(Collected data entries)
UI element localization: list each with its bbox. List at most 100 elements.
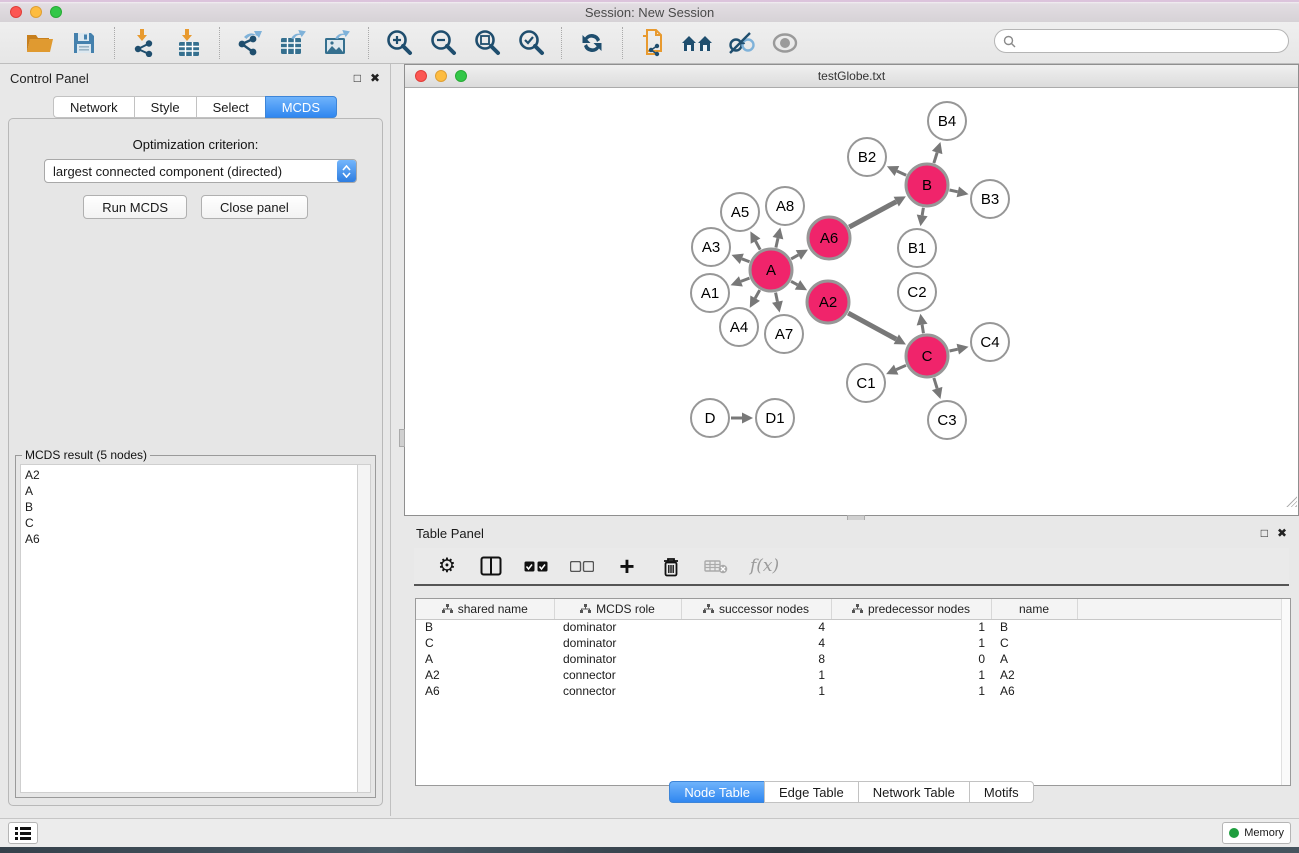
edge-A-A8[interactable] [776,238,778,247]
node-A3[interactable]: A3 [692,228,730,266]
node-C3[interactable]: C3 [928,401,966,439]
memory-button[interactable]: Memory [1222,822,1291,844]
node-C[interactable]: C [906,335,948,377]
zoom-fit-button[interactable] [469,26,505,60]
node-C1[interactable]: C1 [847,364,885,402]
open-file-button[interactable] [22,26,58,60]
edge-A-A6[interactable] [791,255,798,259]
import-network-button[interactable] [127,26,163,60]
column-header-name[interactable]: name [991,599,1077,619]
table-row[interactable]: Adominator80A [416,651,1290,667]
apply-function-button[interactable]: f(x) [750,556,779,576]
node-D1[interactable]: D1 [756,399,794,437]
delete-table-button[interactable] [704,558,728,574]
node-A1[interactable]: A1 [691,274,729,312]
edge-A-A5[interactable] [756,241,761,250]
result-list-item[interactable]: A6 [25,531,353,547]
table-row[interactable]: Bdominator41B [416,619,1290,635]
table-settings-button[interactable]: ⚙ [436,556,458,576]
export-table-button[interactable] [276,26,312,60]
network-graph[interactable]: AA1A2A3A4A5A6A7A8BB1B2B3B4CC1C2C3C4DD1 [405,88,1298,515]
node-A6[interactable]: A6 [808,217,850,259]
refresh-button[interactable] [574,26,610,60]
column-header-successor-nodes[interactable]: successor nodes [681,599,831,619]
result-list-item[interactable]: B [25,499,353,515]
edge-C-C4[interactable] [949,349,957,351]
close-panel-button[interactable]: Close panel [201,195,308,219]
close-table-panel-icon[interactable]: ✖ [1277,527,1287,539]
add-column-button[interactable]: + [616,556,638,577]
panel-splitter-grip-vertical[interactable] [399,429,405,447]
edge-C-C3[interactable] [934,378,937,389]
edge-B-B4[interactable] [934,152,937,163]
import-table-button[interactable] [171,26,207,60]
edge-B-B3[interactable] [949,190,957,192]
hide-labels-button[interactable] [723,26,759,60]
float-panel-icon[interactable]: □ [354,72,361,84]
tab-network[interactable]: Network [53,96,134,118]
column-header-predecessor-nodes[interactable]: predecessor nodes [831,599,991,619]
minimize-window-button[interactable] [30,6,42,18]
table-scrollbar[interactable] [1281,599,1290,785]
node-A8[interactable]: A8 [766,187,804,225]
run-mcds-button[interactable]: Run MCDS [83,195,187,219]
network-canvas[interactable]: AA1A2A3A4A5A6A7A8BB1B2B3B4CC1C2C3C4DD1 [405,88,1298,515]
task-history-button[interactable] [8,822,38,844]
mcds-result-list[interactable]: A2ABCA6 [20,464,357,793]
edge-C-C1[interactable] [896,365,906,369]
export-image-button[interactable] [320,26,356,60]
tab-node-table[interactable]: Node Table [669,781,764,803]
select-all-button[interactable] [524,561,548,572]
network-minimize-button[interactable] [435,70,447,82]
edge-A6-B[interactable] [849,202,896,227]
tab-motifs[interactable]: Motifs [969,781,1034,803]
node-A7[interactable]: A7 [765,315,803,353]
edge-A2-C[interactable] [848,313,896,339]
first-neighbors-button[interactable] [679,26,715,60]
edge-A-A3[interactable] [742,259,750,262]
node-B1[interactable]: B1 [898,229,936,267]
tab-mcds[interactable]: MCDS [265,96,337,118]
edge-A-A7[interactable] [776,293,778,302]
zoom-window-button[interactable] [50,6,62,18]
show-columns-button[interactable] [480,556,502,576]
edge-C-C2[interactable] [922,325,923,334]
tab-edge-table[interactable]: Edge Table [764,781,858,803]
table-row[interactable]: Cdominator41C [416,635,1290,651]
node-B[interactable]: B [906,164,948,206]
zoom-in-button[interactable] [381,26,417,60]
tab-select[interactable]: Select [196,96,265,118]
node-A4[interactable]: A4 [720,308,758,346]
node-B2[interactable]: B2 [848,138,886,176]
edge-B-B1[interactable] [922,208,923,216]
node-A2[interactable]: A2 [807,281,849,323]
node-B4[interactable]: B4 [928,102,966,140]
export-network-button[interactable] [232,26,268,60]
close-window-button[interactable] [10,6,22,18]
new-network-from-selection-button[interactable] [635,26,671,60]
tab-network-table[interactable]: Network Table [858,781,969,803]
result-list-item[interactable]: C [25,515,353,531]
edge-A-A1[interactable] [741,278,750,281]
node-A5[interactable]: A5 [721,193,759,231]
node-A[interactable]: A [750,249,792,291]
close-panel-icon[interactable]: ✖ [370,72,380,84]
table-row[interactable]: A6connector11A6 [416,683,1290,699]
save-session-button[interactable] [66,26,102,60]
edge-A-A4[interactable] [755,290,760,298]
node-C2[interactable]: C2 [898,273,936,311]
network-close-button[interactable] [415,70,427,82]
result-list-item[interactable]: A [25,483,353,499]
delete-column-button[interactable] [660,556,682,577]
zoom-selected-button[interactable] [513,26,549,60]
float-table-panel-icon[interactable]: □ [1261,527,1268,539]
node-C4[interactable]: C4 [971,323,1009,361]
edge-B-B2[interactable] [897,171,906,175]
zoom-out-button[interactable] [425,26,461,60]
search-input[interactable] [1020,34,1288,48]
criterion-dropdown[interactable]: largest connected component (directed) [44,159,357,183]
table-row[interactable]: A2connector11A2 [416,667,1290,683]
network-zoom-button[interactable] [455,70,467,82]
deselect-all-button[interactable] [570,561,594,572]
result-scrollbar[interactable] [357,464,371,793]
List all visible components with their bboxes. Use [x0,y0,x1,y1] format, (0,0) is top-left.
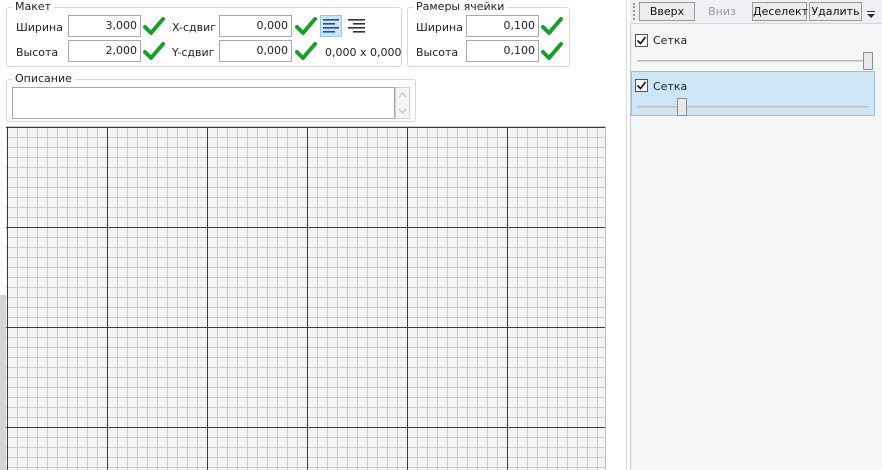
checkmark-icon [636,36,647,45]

Exercise goal:
Please filter the entries above and copy out every line that contains the string "panel". Matching is case-sensitive.

Response for this exercise:
close-panel-button[interactable]: Close panel [201,195,308,219]
close-table-panel-icon[interactable]: ✖ [1277,527,1287,539]
panel-splitter-grip-vertical[interactable] [399,429,405,447]
float-panel-icon[interactable]: □ [354,72,361,84]
close-panel-icon[interactable]: ✖ [370,72,380,84]
float-table-panel-icon[interactable]: □ [1261,527,1268,539]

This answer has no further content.